- Data rows:

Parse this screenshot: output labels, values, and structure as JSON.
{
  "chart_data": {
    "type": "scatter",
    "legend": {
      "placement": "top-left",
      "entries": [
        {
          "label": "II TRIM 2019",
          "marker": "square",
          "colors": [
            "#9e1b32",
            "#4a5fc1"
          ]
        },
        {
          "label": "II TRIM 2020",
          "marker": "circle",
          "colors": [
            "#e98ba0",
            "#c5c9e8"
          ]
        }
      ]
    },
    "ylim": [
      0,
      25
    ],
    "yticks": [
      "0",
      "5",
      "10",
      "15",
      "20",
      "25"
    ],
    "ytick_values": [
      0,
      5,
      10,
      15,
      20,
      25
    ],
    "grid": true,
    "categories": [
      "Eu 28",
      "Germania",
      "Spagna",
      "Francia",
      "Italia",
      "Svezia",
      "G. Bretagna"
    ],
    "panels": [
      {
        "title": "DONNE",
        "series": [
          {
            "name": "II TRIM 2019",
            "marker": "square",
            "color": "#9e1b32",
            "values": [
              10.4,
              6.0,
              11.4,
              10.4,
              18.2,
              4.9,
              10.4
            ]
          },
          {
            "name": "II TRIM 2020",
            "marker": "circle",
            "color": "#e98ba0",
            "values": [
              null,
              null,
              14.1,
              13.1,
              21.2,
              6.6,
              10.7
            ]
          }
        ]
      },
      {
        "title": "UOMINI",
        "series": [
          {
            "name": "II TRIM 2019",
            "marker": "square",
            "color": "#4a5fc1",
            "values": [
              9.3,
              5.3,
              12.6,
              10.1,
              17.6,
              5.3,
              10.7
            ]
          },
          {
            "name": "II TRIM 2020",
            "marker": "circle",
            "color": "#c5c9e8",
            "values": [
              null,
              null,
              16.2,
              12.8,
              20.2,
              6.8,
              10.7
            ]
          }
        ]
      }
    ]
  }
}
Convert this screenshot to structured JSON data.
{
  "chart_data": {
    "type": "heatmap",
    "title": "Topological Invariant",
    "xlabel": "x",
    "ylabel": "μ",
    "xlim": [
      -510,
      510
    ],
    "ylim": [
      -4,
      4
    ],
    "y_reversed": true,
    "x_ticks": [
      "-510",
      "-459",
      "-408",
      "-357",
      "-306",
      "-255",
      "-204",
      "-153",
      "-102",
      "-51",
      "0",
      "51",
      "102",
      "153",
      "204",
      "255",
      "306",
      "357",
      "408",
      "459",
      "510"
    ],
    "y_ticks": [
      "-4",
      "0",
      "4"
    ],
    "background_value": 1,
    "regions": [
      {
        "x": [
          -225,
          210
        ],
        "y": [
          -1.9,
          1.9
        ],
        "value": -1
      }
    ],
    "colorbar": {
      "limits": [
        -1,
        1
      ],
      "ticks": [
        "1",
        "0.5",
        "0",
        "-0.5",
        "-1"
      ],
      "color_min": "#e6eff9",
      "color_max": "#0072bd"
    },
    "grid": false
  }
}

- What this task involves: Retype the listing exactly, in full.

- Full solution:
Parse this screenshot: output labels, values, and structure as JSON.
{
  "chart_data": {
    "type": "scatter",
    "legend": {
      "placement": "top-left",
      "entries": [
        {
          "label": "II TRIM 2019",
          "marker": "square",
          "colors": [
            "#9e1b32",
            "#4a5fc1"
          ]
        },
        {
          "label": "II TRIM 2020",
          "marker": "circle",
          "colors": [
            "#e98ba0",
            "#c5c9e8"
          ]
        }
      ]
    },
    "ylim": [
      0,
      25
    ],
    "yticks": [
      "0",
      "5",
      "10",
      "15",
      "20",
      "25"
    ],
    "ytick_values": [
      0,
      5,
      10,
      15,
      20,
      25
    ],
    "grid": true,
    "categories": [
      "Eu 28",
      "Germania",
      "Spagna",
      "Francia",
      "Italia",
      "Svezia",
      "G. Bretagna"
    ],
    "panels": [
      {
        "title": "DONNE",
        "series": [
          {
            "name": "II TRIM 2019",
            "marker": "square",
            "color": "#9e1b32",
            "values": [
              10.4,
              6.0,
              11.4,
              10.4,
              18.2,
              4.9,
              10.4
            ]
          },
          {
            "name": "II TRIM 2020",
            "marker": "circle",
            "color": "#e98ba0",
            "values": [
              null,
              null,
              14.1,
              13.1,
              21.2,
              6.6,
              10.7
            ]
          }
        ]
      },
      {
        "title": "UOMINI",
        "series": [
          {
            "name": "II TRIM 2019",
            "marker": "square",
            "color": "#4a5fc1",
            "values": [
              9.3,
              5.3,
              12.6,
              10.1,
              17.6,
              5.3,
              10.7
            ]
          },
          {
            "name": "II TRIM 2020",
            "marker": "circle",
            "color": "#c5c9e8",
            "values": [
              null,
              null,
              16.2,
              12.8,
              20.2,
              6.8,
              10.7
            ]
          }
        ]
      }
    ]
  }
}
Convert this screenshot to structured JSON data.
{
  "chart_data": {
    "type": "heatmap",
    "title": "Topological Invariant",
    "xlabel": "x",
    "ylabel": "μ",
    "xlim": [
      -510,
      510
    ],
    "ylim": [
      -4,
      4
    ],
    "y_reversed": true,
    "x_ticks": [
      "-510",
      "-459",
      "-408",
      "-357",
      "-306",
      "-255",
      "-204",
      "-153",
      "-102",
      "-51",
      "0",
      "51",
      "102",
      "153",
      "204",
      "255",
      "306",
      "357",
      "408",
      "459",
      "510"
    ],
    "y_ticks": [
      "-4",
      "0",
      "4"
    ],
    "background_value": 1,
    "regions": [
      {
        "x": [
          -225,
          210
        ],
        "y": [
          -1.9,
          1.9
        ],
        "value": -1
      }
    ],
    "colorbar": {
      "limits": [
        -1,
        1
      ],
      "ticks": [
        "1",
        "0.5",
        "0",
        "-0.5",
        "-1"
      ],
      "color_min": "#e6eff9",
      "color_max": "#0072bd"
    },
    "grid": false
  }
}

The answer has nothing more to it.